━━ RECORDS FOR PROCESSING ━━

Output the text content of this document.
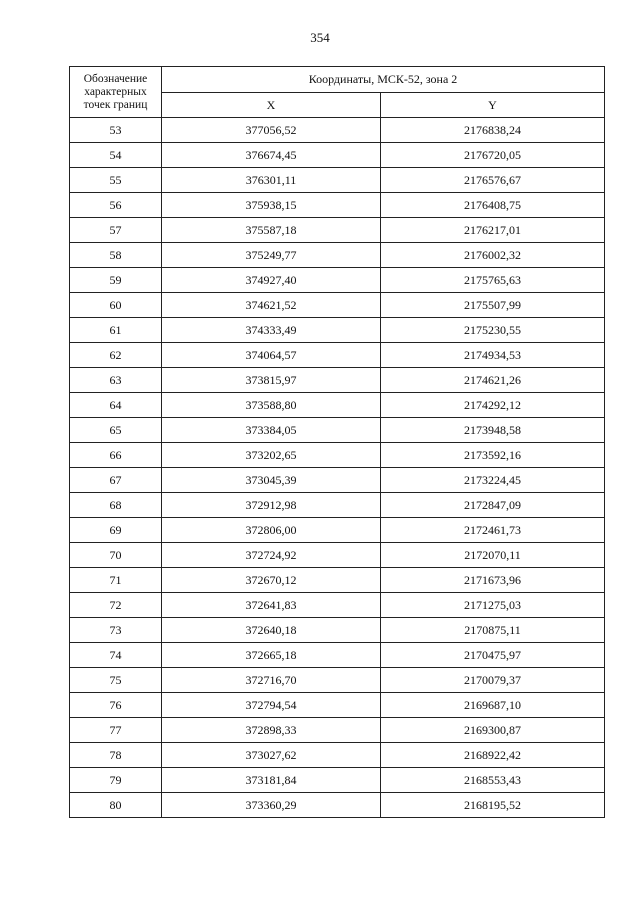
354
Обозначение
характерных
точек границ	Координаты, МСК-52, зона 2	
	X	Y
53	377056,52	2176838,24
54	376674,45	2176720,05
55	376301,11	2176576,67
56	375938,15	2176408,75
57	375587,18	2176217,01
58	375249,77	2176002,32
59	374927,40	2175765,63
60	374621,52	2175507,99
61	374333,49	2175230,55
62	374064,57	2174934,53
63	373815,97	2174621,26
64	373588,80	2174292,12
65	373384,05	2173948,58
66	373202,65	2173592,16
67	373045,39	2173224,45
68	372912,98	2172847,09
69	372806,00	2172461,73
70	372724,92	2172070,11
71	372670,12	2171673,96
72	372641,83	2171275,03
73	372640,18	2170875,11
74	372665,18	2170475,97
75	372716,70	2170079,37
76	372794,54	2169687,10
77	372898,33	2169300,87
78	373027,62	2168922,42
79	373181,84	2168553,43
80	373360,29	2168195,52
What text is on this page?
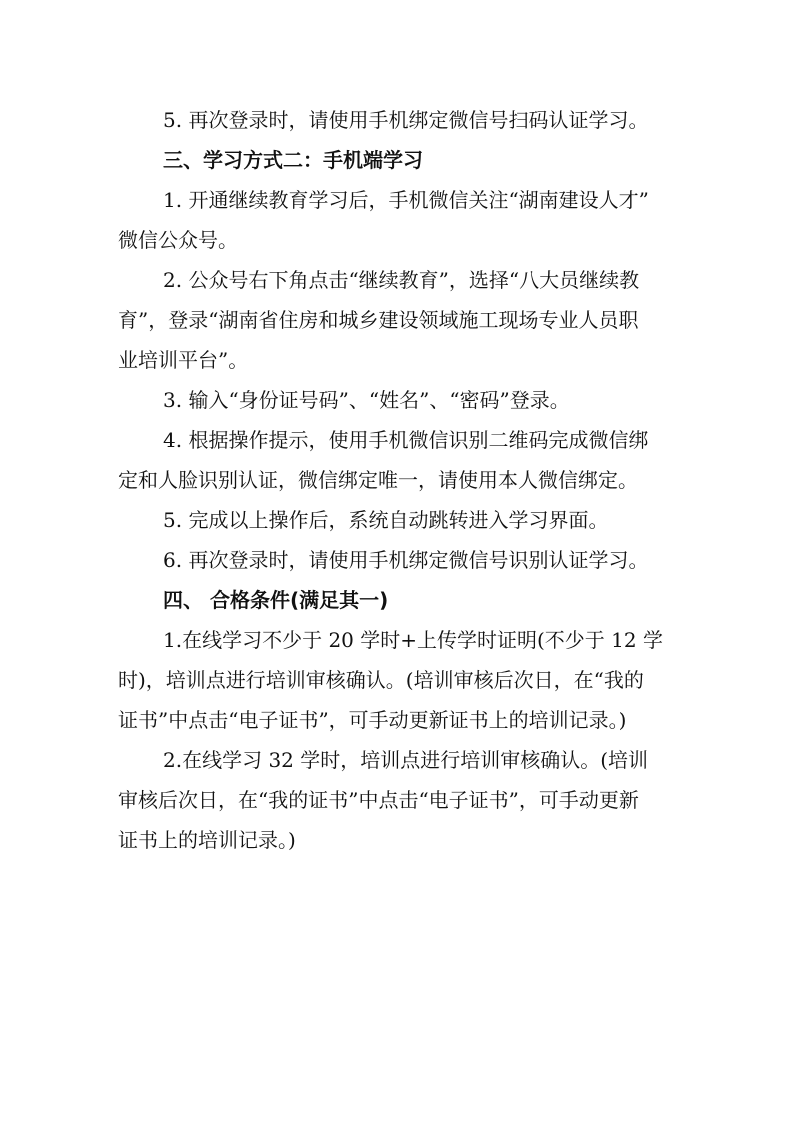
5. 再次登录时，请使用手机绑定微信号扫码认证学习。
三、学习方式二：手机端学习
1. 开通继续教育学习后，手机微信关注“湖南建设人才”
微信公众号。
2. 公众号右下角点击“继续教育”，选择“八大员继续教
育”，登录“湖南省住房和城乡建设领域施工现场专业人员职
业培训平台”。
3. 输入“身份证号码”、“姓名”、“密码”登录。
4. 根据操作提示，使用手机微信识别二维码完成微信绑
定和人脸识别认证，微信绑定唯一，请使用本人微信绑定。
5. 完成以上操作后，系统自动跳转进入学习界面。
6. 再次登录时，请使用手机绑定微信号识别认证学习。
四、 合格条件(满足其一)
1.在线学习不少于 20 学时+上传学时证明(不少于 12 学
时)，培训点进行培训审核确认。(培训审核后次日，在“我的
证书”中点击“电子证书”，可手动更新证书上的培训记录。)
2.在线学习 32 学时，培训点进行培训审核确认。(培训
审核后次日，在“我的证书”中点击“电子证书”，可手动更新
证书上的培训记录。)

━━━

Every line that holds the string "电子证书" should be returned.

PROBLEM SOLUTION:
证书”中点击“电子证书”，可手动更新证书上的培训记录。)
审核后次日，在“我的证书”中点击“电子证书”，可手动更新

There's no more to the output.